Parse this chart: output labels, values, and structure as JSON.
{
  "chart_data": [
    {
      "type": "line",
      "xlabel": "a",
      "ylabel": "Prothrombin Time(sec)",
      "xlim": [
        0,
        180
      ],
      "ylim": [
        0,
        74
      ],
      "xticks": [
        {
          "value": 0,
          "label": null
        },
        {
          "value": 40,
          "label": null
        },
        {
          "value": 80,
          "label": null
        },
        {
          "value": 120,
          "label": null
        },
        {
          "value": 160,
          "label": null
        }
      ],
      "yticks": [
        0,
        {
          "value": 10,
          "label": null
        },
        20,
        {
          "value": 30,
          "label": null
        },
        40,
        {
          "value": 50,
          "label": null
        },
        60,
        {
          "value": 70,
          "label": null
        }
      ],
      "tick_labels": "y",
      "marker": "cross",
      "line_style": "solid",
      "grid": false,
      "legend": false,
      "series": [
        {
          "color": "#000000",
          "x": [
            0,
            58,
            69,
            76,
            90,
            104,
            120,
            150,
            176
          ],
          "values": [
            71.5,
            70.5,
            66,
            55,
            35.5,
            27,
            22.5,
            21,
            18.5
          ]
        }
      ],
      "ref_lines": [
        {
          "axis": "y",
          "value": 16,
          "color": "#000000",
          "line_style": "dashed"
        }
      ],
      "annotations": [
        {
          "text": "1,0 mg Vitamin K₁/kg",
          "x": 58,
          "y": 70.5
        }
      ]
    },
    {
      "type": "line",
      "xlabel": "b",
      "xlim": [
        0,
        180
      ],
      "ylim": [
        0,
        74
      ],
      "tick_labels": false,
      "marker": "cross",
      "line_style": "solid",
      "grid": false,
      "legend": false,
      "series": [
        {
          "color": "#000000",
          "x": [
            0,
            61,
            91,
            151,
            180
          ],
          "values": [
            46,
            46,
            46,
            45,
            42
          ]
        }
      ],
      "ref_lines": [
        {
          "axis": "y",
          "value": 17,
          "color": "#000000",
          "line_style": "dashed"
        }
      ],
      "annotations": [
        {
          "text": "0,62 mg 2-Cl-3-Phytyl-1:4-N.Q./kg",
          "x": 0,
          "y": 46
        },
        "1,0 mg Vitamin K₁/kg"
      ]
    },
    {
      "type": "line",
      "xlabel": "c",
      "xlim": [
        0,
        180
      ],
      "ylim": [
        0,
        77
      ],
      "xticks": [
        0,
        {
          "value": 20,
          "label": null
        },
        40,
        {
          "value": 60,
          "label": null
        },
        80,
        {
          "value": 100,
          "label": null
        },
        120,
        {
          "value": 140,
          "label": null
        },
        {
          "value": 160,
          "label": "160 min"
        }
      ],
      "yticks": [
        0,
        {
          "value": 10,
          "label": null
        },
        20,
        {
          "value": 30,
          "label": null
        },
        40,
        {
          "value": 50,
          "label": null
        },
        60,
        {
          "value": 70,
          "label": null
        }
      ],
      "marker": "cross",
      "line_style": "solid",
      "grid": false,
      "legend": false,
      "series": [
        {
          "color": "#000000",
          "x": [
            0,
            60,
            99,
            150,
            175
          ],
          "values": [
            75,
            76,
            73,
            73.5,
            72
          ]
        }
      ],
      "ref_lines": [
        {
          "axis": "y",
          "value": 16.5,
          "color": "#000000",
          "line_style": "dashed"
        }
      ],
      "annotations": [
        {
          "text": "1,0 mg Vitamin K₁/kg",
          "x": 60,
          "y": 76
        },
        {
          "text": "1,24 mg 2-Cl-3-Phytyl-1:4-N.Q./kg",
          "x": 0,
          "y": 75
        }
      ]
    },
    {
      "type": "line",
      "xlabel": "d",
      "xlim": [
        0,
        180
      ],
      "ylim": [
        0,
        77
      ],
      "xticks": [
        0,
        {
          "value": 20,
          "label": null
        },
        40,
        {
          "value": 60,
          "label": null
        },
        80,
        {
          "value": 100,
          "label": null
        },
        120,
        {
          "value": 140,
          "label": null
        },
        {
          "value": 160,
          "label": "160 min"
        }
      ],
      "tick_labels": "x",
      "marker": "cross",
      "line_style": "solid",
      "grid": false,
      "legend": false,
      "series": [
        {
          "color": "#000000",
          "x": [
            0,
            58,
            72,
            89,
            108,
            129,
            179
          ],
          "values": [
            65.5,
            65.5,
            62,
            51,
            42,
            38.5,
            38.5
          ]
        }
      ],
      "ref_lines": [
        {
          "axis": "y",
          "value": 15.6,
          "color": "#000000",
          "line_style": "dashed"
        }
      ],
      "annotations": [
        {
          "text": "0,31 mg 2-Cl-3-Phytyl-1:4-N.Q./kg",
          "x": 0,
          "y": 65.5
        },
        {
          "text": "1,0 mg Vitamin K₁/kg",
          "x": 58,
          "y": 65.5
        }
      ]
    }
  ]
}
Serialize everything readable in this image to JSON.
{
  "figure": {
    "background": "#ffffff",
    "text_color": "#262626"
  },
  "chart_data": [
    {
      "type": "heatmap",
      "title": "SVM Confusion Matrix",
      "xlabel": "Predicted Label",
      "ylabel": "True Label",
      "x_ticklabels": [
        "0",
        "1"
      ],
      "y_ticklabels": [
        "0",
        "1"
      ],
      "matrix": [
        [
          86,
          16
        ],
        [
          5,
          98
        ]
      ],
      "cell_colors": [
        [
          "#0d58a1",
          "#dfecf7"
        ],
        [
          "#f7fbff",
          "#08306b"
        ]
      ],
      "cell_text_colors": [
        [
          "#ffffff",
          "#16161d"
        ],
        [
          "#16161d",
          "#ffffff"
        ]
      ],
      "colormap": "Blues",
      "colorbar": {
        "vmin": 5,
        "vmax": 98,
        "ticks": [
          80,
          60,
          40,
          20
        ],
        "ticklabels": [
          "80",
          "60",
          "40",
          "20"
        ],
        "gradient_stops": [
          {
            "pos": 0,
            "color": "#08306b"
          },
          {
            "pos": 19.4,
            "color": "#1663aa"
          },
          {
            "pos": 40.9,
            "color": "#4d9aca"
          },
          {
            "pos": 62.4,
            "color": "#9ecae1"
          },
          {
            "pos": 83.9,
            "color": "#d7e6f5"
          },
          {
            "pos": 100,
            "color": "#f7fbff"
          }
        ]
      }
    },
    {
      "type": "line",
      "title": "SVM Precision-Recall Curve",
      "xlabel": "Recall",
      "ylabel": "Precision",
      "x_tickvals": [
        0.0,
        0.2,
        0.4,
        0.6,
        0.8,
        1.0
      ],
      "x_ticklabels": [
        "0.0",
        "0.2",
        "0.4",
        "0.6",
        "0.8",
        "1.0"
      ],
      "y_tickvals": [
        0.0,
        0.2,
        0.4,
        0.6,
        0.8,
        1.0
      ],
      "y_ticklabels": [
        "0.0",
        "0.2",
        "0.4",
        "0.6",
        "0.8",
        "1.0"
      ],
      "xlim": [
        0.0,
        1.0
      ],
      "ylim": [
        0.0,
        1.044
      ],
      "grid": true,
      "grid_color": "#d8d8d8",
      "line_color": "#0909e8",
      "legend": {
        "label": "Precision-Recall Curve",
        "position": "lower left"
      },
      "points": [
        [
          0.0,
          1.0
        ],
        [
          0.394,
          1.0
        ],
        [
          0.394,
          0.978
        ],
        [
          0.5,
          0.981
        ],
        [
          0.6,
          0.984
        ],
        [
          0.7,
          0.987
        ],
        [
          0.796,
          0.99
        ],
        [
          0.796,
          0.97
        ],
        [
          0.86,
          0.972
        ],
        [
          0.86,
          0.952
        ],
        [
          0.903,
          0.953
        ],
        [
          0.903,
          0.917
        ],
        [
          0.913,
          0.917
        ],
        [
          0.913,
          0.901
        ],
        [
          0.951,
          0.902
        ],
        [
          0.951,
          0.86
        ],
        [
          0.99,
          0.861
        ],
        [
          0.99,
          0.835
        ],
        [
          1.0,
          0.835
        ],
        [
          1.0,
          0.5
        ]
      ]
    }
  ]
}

# # #

*WRITTEN EXERCISE*: Copy every line of the records above that holds the word "ylabel".

*ANSWER*:
      "ylabel": "Prothrombin Time(sec)",
      "ylabel": "True Label",
      "ylabel": "Precision",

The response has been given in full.